What you are asked to do
Transcribe every entry word for word. Skip the pictures.
⁂
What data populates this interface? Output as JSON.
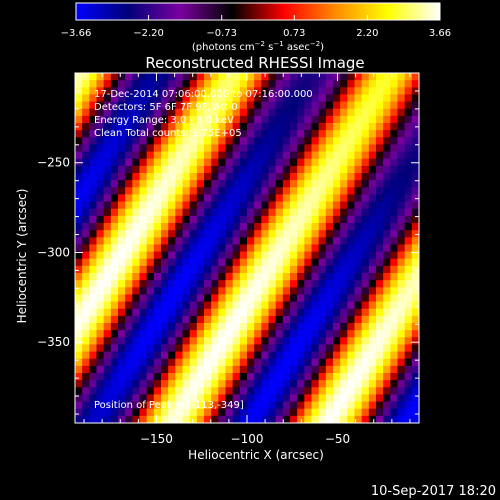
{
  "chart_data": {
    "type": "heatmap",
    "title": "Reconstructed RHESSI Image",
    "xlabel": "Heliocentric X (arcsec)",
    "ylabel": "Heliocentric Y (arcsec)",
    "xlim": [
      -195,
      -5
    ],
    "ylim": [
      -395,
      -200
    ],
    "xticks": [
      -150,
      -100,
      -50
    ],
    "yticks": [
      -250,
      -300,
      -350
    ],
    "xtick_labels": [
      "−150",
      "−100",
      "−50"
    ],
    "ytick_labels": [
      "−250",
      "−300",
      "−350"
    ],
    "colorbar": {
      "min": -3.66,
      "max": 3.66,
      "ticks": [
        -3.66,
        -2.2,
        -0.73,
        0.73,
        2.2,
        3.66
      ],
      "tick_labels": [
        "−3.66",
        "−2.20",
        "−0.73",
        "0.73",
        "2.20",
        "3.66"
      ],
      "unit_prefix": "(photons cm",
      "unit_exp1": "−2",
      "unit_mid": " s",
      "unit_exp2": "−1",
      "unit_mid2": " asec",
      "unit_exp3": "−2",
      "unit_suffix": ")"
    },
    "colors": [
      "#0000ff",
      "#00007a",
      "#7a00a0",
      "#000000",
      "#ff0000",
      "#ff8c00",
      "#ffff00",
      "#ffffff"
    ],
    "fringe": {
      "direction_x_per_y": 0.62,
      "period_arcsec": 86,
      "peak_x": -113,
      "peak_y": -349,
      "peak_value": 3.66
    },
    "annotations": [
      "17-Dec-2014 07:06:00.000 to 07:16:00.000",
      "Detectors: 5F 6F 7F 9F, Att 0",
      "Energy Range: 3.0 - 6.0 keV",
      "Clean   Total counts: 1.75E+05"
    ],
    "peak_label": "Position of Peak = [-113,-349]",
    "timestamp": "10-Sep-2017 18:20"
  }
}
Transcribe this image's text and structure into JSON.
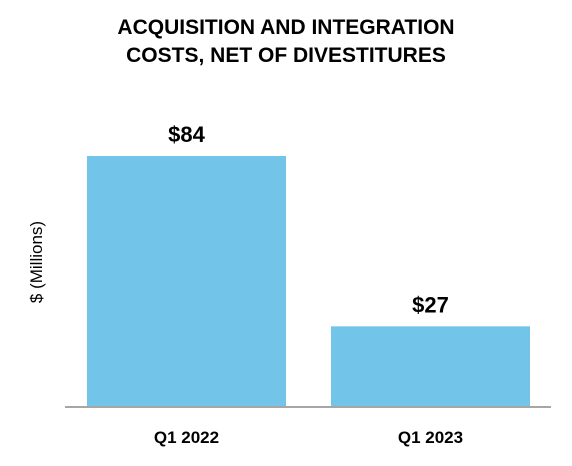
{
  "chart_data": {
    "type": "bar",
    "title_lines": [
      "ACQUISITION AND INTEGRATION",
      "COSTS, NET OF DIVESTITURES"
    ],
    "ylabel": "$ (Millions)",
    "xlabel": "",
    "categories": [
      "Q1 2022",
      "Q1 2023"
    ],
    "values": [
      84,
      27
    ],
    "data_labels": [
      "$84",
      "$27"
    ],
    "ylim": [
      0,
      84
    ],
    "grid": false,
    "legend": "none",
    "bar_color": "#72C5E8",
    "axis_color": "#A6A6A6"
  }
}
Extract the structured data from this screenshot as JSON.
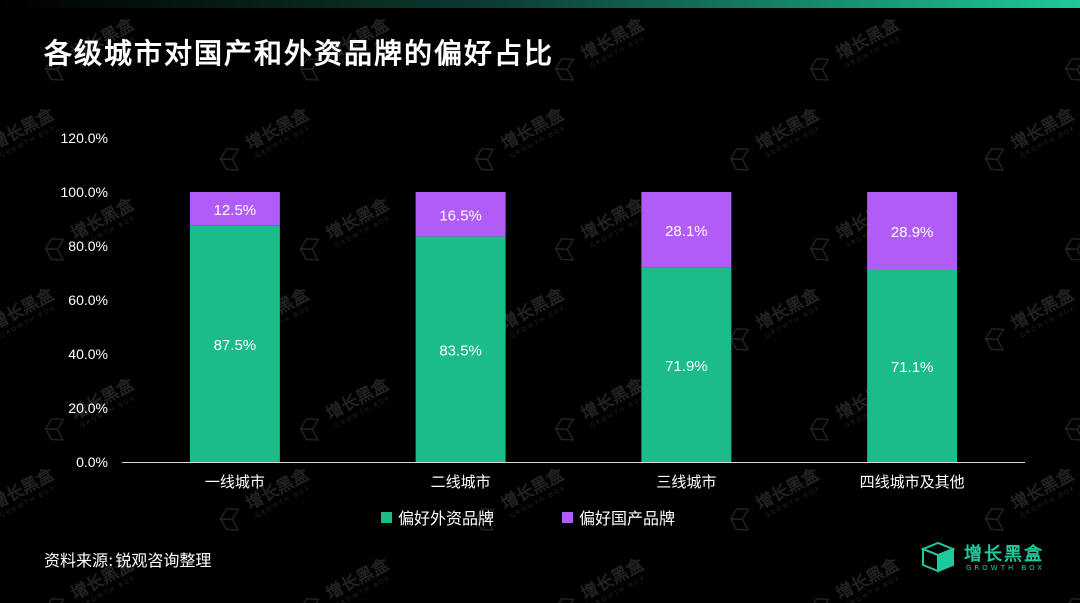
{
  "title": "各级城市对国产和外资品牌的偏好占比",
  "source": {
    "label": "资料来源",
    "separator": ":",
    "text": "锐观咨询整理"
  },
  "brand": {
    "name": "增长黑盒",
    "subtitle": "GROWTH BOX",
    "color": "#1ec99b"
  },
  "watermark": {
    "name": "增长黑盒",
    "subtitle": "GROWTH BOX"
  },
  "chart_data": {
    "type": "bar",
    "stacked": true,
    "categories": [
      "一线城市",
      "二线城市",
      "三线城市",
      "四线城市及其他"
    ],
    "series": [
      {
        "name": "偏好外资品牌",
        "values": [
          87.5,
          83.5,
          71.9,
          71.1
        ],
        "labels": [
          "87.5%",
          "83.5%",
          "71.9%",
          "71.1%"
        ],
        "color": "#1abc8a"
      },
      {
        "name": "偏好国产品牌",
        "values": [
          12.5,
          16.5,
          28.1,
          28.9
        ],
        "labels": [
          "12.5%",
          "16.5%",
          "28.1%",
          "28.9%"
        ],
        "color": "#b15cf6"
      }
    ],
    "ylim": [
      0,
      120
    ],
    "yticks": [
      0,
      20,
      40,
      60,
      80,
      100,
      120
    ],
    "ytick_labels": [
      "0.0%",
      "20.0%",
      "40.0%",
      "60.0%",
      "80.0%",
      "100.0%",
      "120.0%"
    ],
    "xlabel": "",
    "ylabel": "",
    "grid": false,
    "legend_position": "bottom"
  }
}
⁂
Task answer
What data populates this interface? Output as JSON.
{
  "chart_data": {
    "type": "heatmap",
    "title": "Reconstructed RHESSI Image",
    "xlabel": "Heliocentric X (arcsec)",
    "ylabel": "Heliocentric Y (arcsec)",
    "xlim": [
      -195,
      -5
    ],
    "ylim": [
      -395,
      -200
    ],
    "xticks": [
      -150,
      -100,
      -50
    ],
    "yticks": [
      -250,
      -300,
      -350
    ],
    "xtick_labels": [
      "−150",
      "−100",
      "−50"
    ],
    "ytick_labels": [
      "−250",
      "−300",
      "−350"
    ],
    "colorbar": {
      "min": -3.66,
      "max": 3.66,
      "ticks": [
        -3.66,
        -2.2,
        -0.73,
        0.73,
        2.2,
        3.66
      ],
      "tick_labels": [
        "−3.66",
        "−2.20",
        "−0.73",
        "0.73",
        "2.20",
        "3.66"
      ],
      "unit_prefix": "(photons cm",
      "unit_exp1": "−2",
      "unit_mid": " s",
      "unit_exp2": "−1",
      "unit_mid2": " asec",
      "unit_exp3": "−2",
      "unit_suffix": ")"
    },
    "colors": [
      "#0000ff",
      "#00007a",
      "#7a00a0",
      "#000000",
      "#ff0000",
      "#ff8c00",
      "#ffff00",
      "#ffffff"
    ],
    "fringe": {
      "direction_x_per_y": 0.62,
      "period_arcsec": 86,
      "peak_x": -113,
      "peak_y": -349,
      "peak_value": 3.66
    },
    "annotations": [
      "17-Dec-2014 07:06:00.000 to 07:16:00.000",
      "Detectors: 5F 6F 7F 9F, Att 0",
      "Energy Range: 3.0 - 6.0 keV",
      "Clean   Total counts: 1.75E+05"
    ],
    "peak_label": "Position of Peak = [-113,-349]",
    "timestamp": "10-Sep-2017 18:20"
  }
}
Transcribe this image's text and structure into JSON.
{
  "chart_data": {
    "type": "bar",
    "title_lines": [
      "ACQUISITION AND INTEGRATION",
      "COSTS, NET OF DIVESTITURES"
    ],
    "ylabel": "$ (Millions)",
    "xlabel": "",
    "categories": [
      "Q1 2022",
      "Q1 2023"
    ],
    "values": [
      84,
      27
    ],
    "data_labels": [
      "$84",
      "$27"
    ],
    "ylim": [
      0,
      84
    ],
    "grid": false,
    "legend": "none",
    "bar_color": "#72C5E8",
    "axis_color": "#A6A6A6"
  }
}
Extract the structured data from this screenshot as JSON.
{
  "title": "各级城市对国产和外资品牌的偏好占比",
  "source": {
    "label": "资料来源",
    "separator": ":",
    "text": "锐观咨询整理"
  },
  "brand": {
    "name": "增长黑盒",
    "subtitle": "GROWTH BOX",
    "color": "#1ec99b"
  },
  "watermark": {
    "name": "增长黑盒",
    "subtitle": "GROWTH BOX"
  },
  "chart_data": {
    "type": "bar",
    "stacked": true,
    "categories": [
      "一线城市",
      "二线城市",
      "三线城市",
      "四线城市及其他"
    ],
    "series": [
      {
        "name": "偏好外资品牌",
        "values": [
          87.5,
          83.5,
          71.9,
          71.1
        ],
        "labels": [
          "87.5%",
          "83.5%",
          "71.9%",
          "71.1%"
        ],
        "color": "#1abc8a"
      },
      {
        "name": "偏好国产品牌",
        "values": [
          12.5,
          16.5,
          28.1,
          28.9
        ],
        "labels": [
          "12.5%",
          "16.5%",
          "28.1%",
          "28.9%"
        ],
        "color": "#b15cf6"
      }
    ],
    "ylim": [
      0,
      120
    ],
    "yticks": [
      0,
      20,
      40,
      60,
      80,
      100,
      120
    ],
    "ytick_labels": [
      "0.0%",
      "20.0%",
      "40.0%",
      "60.0%",
      "80.0%",
      "100.0%",
      "120.0%"
    ],
    "xlabel": "",
    "ylabel": "",
    "grid": false,
    "legend_position": "bottom"
  }
}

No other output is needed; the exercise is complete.